-- Begin --

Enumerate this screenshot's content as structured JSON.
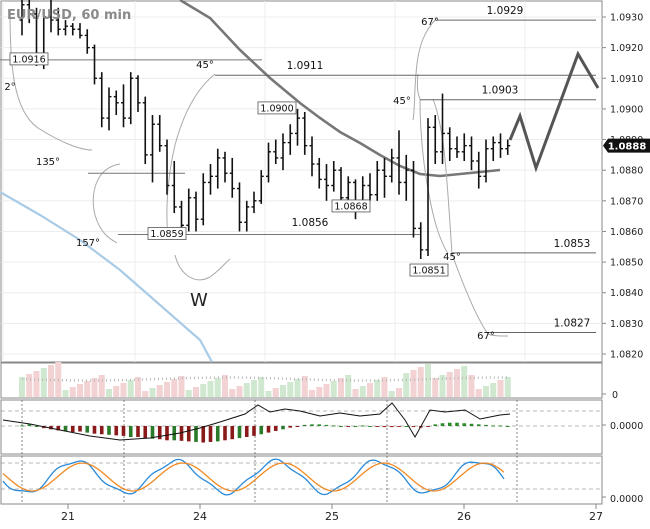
{
  "chart_data": [
    {
      "type": "candlestick",
      "title": "EUR/USD, 60 min",
      "ylim": [
        1.0815,
        1.0937
      ],
      "y_ticks": [
        "1.0930",
        "1.0920",
        "1.0910",
        "1.0900",
        "1.0890",
        "1.0880",
        "1.0870",
        "1.0860",
        "1.0850",
        "1.0840",
        "1.0830",
        "1.0820"
      ],
      "x_ticks": [
        "21",
        "24",
        "25",
        "26",
        "27"
      ],
      "last_price": "1.0888",
      "bars": [
        [
          1.0929,
          1.0937,
          1.0924,
          1.0934
        ],
        [
          1.0934,
          1.0937,
          1.0928,
          1.0931
        ],
        [
          1.0931,
          1.0933,
          1.0914,
          1.0916
        ],
        [
          1.0916,
          1.0932,
          1.0913,
          1.093
        ],
        [
          1.093,
          1.0936,
          1.0925,
          1.0929
        ],
        [
          1.0929,
          1.0933,
          1.0924,
          1.0926
        ],
        [
          1.0926,
          1.0929,
          1.0924,
          1.0927
        ],
        [
          1.0927,
          1.0928,
          1.0924,
          1.0926
        ],
        [
          1.0926,
          1.0928,
          1.0923,
          1.0924
        ],
        [
          1.0924,
          1.0926,
          1.0918,
          1.092
        ],
        [
          1.092,
          1.0921,
          1.0908,
          1.091
        ],
        [
          1.091,
          1.0912,
          1.0894,
          1.0897
        ],
        [
          1.0897,
          1.0907,
          1.0893,
          1.0904
        ],
        [
          1.0904,
          1.0906,
          1.0898,
          1.0902
        ],
        [
          1.0902,
          1.0908,
          1.0894,
          1.0897
        ],
        [
          1.0897,
          1.0912,
          1.0895,
          1.091
        ],
        [
          1.091,
          1.0911,
          1.0899,
          1.0902
        ],
        [
          1.0902,
          1.0904,
          1.0882,
          1.0885
        ],
        [
          1.0885,
          1.0898,
          1.0876,
          1.0895
        ],
        [
          1.0895,
          1.0898,
          1.0886,
          1.0888
        ],
        [
          1.0888,
          1.089,
          1.0872,
          1.0875
        ],
        [
          1.0875,
          1.0883,
          1.0866,
          1.0868
        ],
        [
          1.0868,
          1.087,
          1.0859,
          1.0862
        ],
        [
          1.0862,
          1.0874,
          1.086,
          1.0871
        ],
        [
          1.0871,
          1.0873,
          1.086,
          1.0864
        ],
        [
          1.0864,
          1.0879,
          1.0862,
          1.0876
        ],
        [
          1.0876,
          1.0882,
          1.0872,
          1.0878
        ],
        [
          1.0878,
          1.0887,
          1.0874,
          1.0884
        ],
        [
          1.0884,
          1.0886,
          1.0876,
          1.0879
        ],
        [
          1.0879,
          1.0884,
          1.0871,
          1.0874
        ],
        [
          1.0874,
          1.0876,
          1.086,
          1.0863
        ],
        [
          1.0863,
          1.087,
          1.086,
          1.0868
        ],
        [
          1.0868,
          1.0873,
          1.0866,
          1.087
        ],
        [
          1.087,
          1.088,
          1.0869,
          1.0878
        ],
        [
          1.0878,
          1.0889,
          1.0876,
          1.0886
        ],
        [
          1.0886,
          1.089,
          1.0882,
          1.0884
        ],
        [
          1.0884,
          1.0892,
          1.088,
          1.0889
        ],
        [
          1.0889,
          1.0895,
          1.0885,
          1.0892
        ],
        [
          1.0892,
          1.09,
          1.0888,
          1.0897
        ],
        [
          1.0897,
          1.0899,
          1.0885,
          1.0888
        ],
        [
          1.0888,
          1.0891,
          1.0878,
          1.0882
        ],
        [
          1.0882,
          1.0884,
          1.0874,
          1.0877
        ],
        [
          1.0877,
          1.0882,
          1.087,
          1.0875
        ],
        [
          1.0875,
          1.0883,
          1.0873,
          1.088
        ],
        [
          1.088,
          1.0881,
          1.0868,
          1.0871
        ],
        [
          1.0871,
          1.0878,
          1.0868,
          1.0876
        ],
        [
          1.0876,
          1.0877,
          1.0864,
          1.0869
        ],
        [
          1.0869,
          1.0878,
          1.0867,
          1.0875
        ],
        [
          1.0875,
          1.0879,
          1.087,
          1.0872
        ],
        [
          1.0872,
          1.0883,
          1.087,
          1.088
        ],
        [
          1.088,
          1.0884,
          1.0871,
          1.0878
        ],
        [
          1.0878,
          1.0887,
          1.0876,
          1.0884
        ],
        [
          1.0884,
          1.0893,
          1.0872,
          1.0876
        ],
        [
          1.0876,
          1.0885,
          1.087,
          1.088
        ],
        [
          1.088,
          1.0883,
          1.0858,
          1.0861
        ],
        [
          1.0861,
          1.0863,
          1.0851,
          1.0854
        ],
        [
          1.0854,
          1.0897,
          1.0852,
          1.0894
        ],
        [
          1.0894,
          1.0898,
          1.0882,
          1.0886
        ],
        [
          1.0886,
          1.0905,
          1.0882,
          1.0892
        ],
        [
          1.0892,
          1.0894,
          1.0883,
          1.0887
        ],
        [
          1.0887,
          1.0891,
          1.0884,
          1.0886
        ],
        [
          1.0886,
          1.0892,
          1.0883,
          1.0888
        ],
        [
          1.0888,
          1.0891,
          1.088,
          1.0883
        ],
        [
          1.0883,
          1.0886,
          1.0874,
          1.0878
        ],
        [
          1.0878,
          1.089,
          1.0876,
          1.0887
        ],
        [
          1.0887,
          1.0891,
          1.0883,
          1.0889
        ],
        [
          1.0889,
          1.0892,
          1.0884,
          1.0887
        ],
        [
          1.0887,
          1.089,
          1.0885,
          1.0888
        ]
      ],
      "levels": [
        {
          "label": "1.0929",
          "value": 1.0929
        },
        {
          "label": "1.0911",
          "value": 1.0911
        },
        {
          "label": "1.0903",
          "value": 1.0903
        },
        {
          "label": "1.0853",
          "value": 1.0853
        },
        {
          "label": "1.0827",
          "value": 1.0827
        }
      ],
      "price_boxes": [
        {
          "label": "1.0916",
          "value": 1.0916
        },
        {
          "label": "1.0900",
          "value": 1.09
        },
        {
          "label": "1.0868",
          "value": 1.0868
        },
        {
          "label": "1.0859",
          "value": 1.0859
        },
        {
          "label": "1.0851",
          "value": 1.0851
        }
      ],
      "plain_labels": [
        "1.0856"
      ],
      "angles": [
        "67°",
        "45°",
        "45°",
        "135°",
        "157°",
        "45°",
        "67°",
        "2°"
      ],
      "pattern_label": "W",
      "forecast_path": [
        1.0889,
        1.0882,
        1.0918,
        1.0902
      ]
    },
    {
      "type": "volume_bar",
      "y_ticks": [
        "0"
      ]
    },
    {
      "type": "histogram_oscillator",
      "y_ticks": [
        "0.0000"
      ]
    },
    {
      "type": "line",
      "series": [
        {
          "color": "#2a8ad8"
        },
        {
          "color": "#f08a24"
        }
      ],
      "y_ticks": [
        "0.0000"
      ]
    }
  ]
}
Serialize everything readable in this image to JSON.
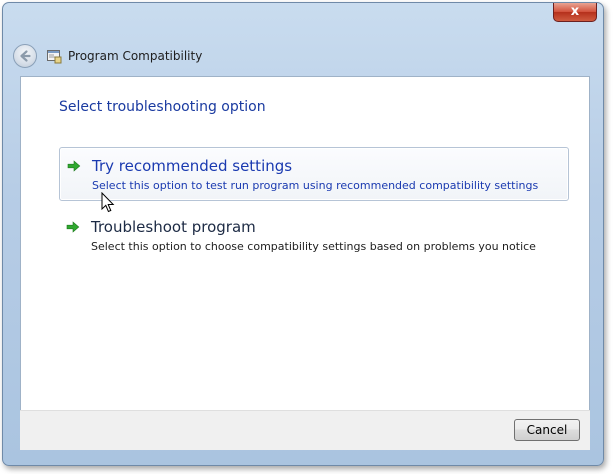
{
  "window": {
    "title": "Program Compatibility",
    "close_label": "x"
  },
  "main": {
    "heading": "Select troubleshooting option",
    "options": [
      {
        "title": "Try recommended settings",
        "description": "Select this option to test run program using recommended compatibility settings",
        "highlighted": true,
        "icon": "green-arrow-icon"
      },
      {
        "title": "Troubleshoot program",
        "description": "Select this option to choose compatibility settings based on problems you notice",
        "highlighted": false,
        "icon": "green-arrow-icon"
      }
    ]
  },
  "footer": {
    "cancel_label": "Cancel"
  },
  "colors": {
    "link_blue": "#1a3ab0",
    "arrow_green": "#2fa82f",
    "title_bar": "#b7cde6"
  }
}
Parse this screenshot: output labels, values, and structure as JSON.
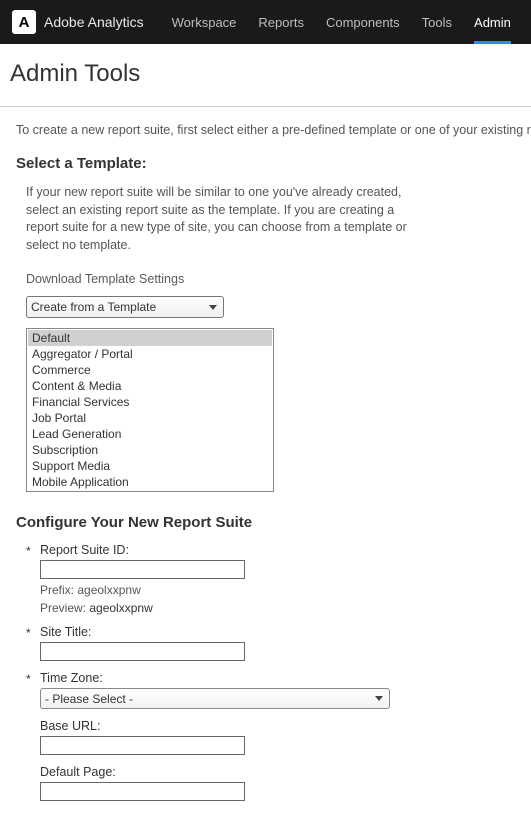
{
  "header": {
    "logo_letter": "A",
    "app_title": "Adobe Analytics",
    "nav": [
      "Workspace",
      "Reports",
      "Components",
      "Tools",
      "Admin"
    ],
    "active_nav": "Admin"
  },
  "page_title": "Admin Tools",
  "intro_text": "To create a new report suite, first select either a pre-defined template or one of your existing report suites to serve as",
  "template_section": {
    "heading": "Select a Template:",
    "help": "If your new report suite will be similar to one you've already created, select an existing report suite as the template. If you are creating a report suite for a new type of site, you can choose from a template or select no template.",
    "download_link": "Download Template Settings",
    "select_label": "Create from a Template",
    "options": [
      "Default",
      "Aggregator / Portal",
      "Commerce",
      "Content & Media",
      "Financial Services",
      "Job Portal",
      "Lead Generation",
      "Subscription",
      "Support Media",
      "Mobile Application"
    ],
    "selected_option": "Default"
  },
  "configure_section": {
    "heading": "Configure Your New Report Suite",
    "fields": {
      "report_suite_id": {
        "label": "Report Suite ID:",
        "value": "",
        "prefix_label": "Prefix:",
        "prefix_value": "ageolxxpnw",
        "preview_label": "Preview:",
        "preview_value": "ageolxxpnw"
      },
      "site_title": {
        "label": "Site Title:",
        "value": ""
      },
      "time_zone": {
        "label": "Time Zone:",
        "value": "- Please Select -"
      },
      "base_url": {
        "label": "Base URL:",
        "value": ""
      },
      "default_page": {
        "label": "Default Page:",
        "value": ""
      }
    }
  }
}
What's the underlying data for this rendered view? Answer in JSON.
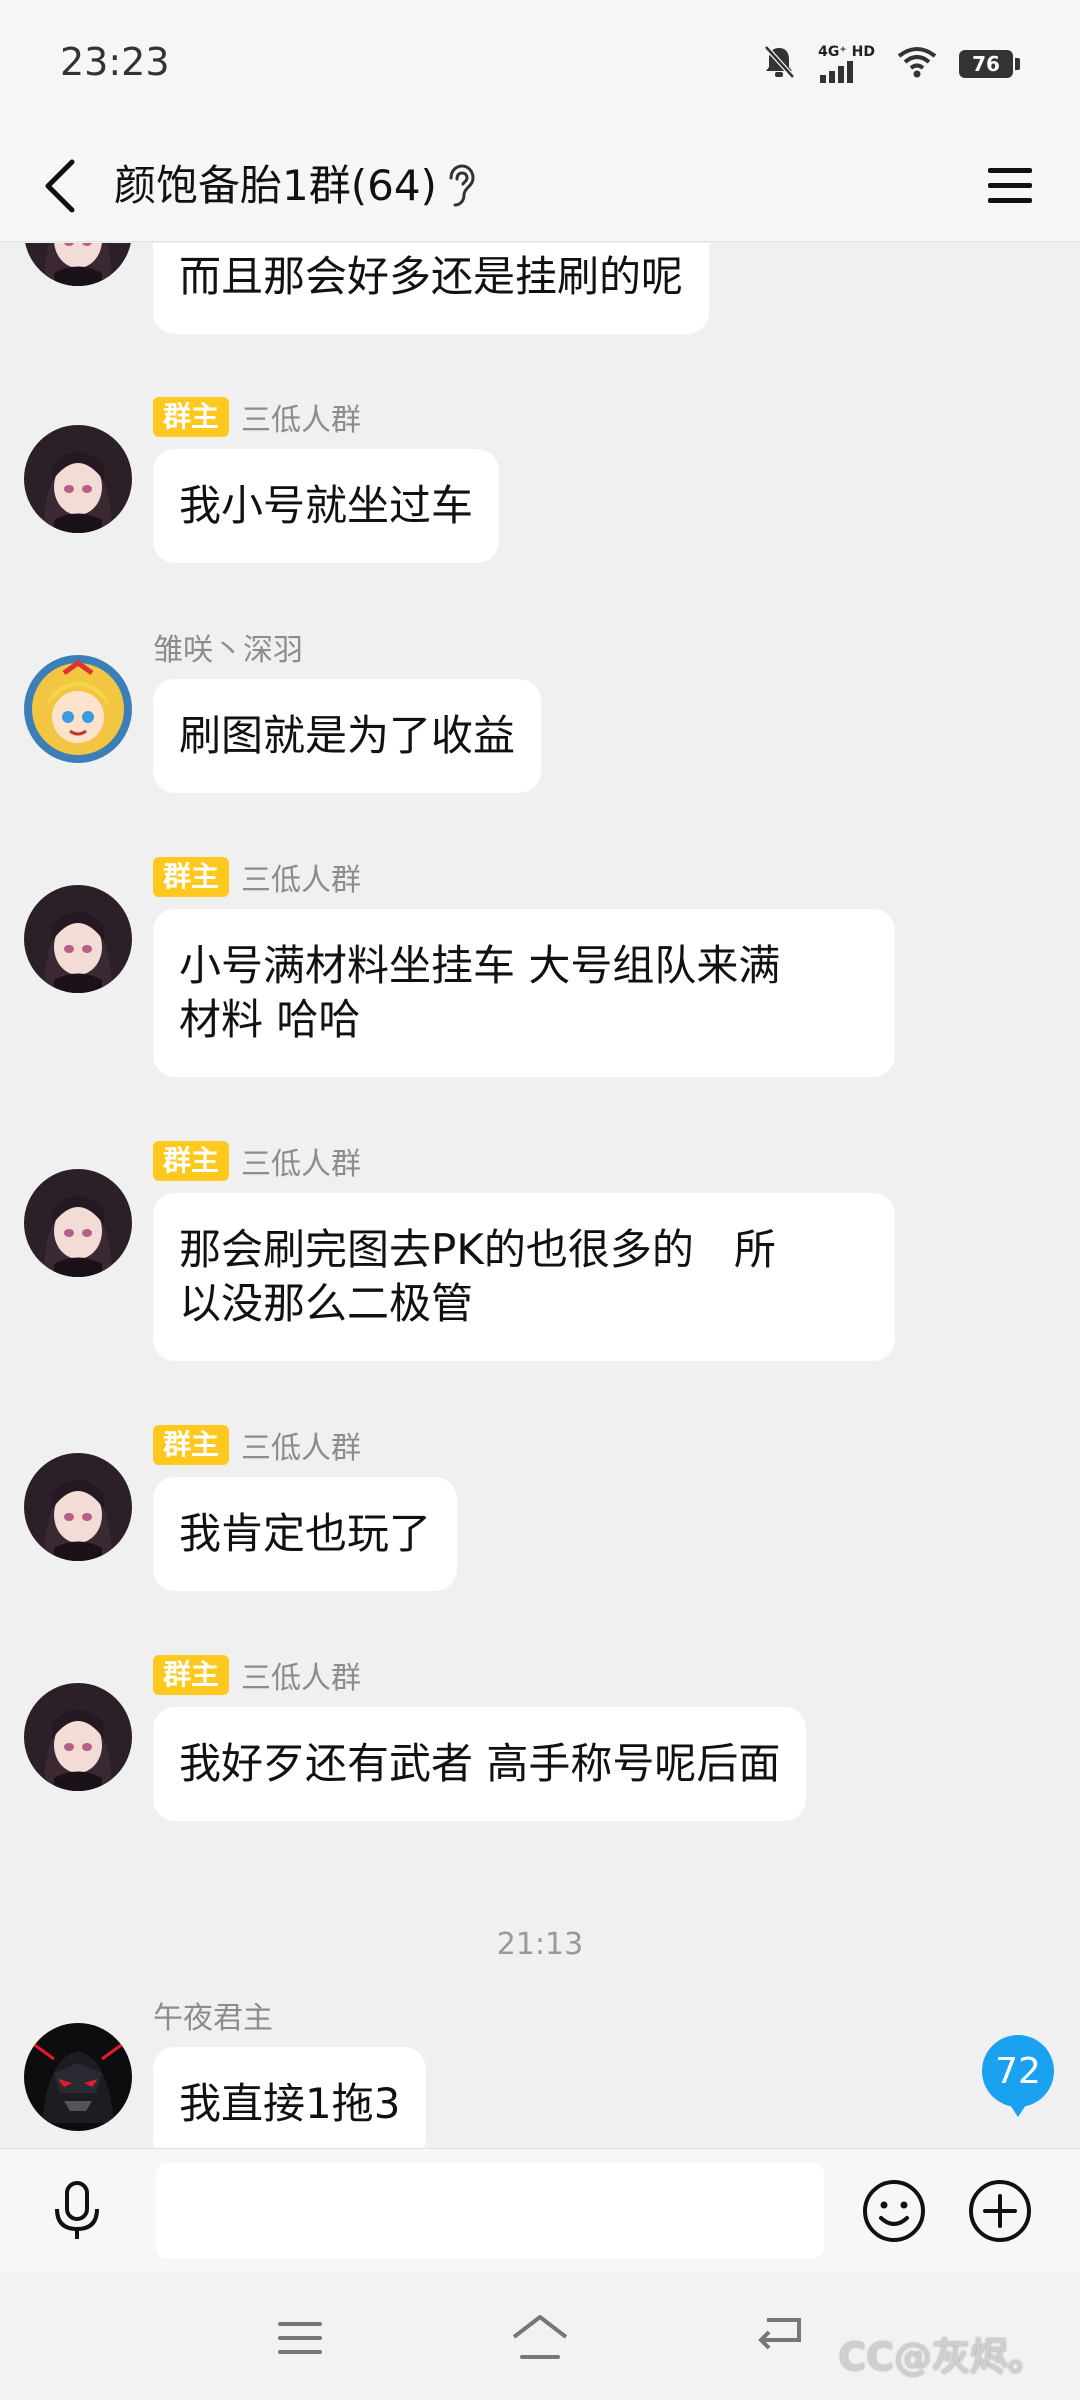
{
  "status": {
    "time": "23:23",
    "network_label": "4G⁺ HD",
    "battery": "76"
  },
  "header": {
    "title": "颜饱备胎1群(64)"
  },
  "messages": [
    {
      "sender": "",
      "text": "而且那会好多还是挂刷的呢"
    },
    {
      "badge": "群主",
      "sender": "三低人群",
      "text": "我小号就坐过车"
    },
    {
      "sender": "雏咲丶深羽",
      "text": "刷图就是为了收益"
    },
    {
      "badge": "群主",
      "sender": "三低人群",
      "text_lines": [
        "小号满材料坐挂车 大号组队来满",
        "材料 哈哈"
      ]
    },
    {
      "badge": "群主",
      "sender": "三低人群",
      "text_lines": [
        "那会刷完图去PK的也很多的   所",
        "以没那么二极管"
      ]
    },
    {
      "badge": "群主",
      "sender": "三低人群",
      "text": "我肯定也玩了"
    },
    {
      "badge": "群主",
      "sender": "三低人群",
      "text": "我好歹还有武者 高手称号呢后面"
    },
    {
      "sender": "午夜君主",
      "text": "我直接1拖3"
    }
  ],
  "time_separator": "21:13",
  "unread_count": "72",
  "input": {
    "placeholder": ""
  },
  "watermark": "CC@灰烬。",
  "colors": {
    "owner_badge": "#ffc81e",
    "unread_badge": "#1aa2f0",
    "bubble": "#ffffff",
    "background": "#f0f0f0"
  },
  "icons": [
    "back-arrow-icon",
    "ear-icon",
    "hamburger-menu-icon",
    "microphone-icon",
    "emoji-icon",
    "plus-icon",
    "nav-menu-icon",
    "nav-home-icon",
    "nav-back-icon"
  ]
}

-- End --

▶ Task description: Copy out each line of the listing that holds "choose".

▶ Answer below:
        "description": "Select this option to choose compatibility settings based on problems you notice",
    "help": "If your new report suite will be similar to one you've already created, select an existing report suite as the template. If you are creating a report suite for a new type of site, you can choose from a template or select no template.",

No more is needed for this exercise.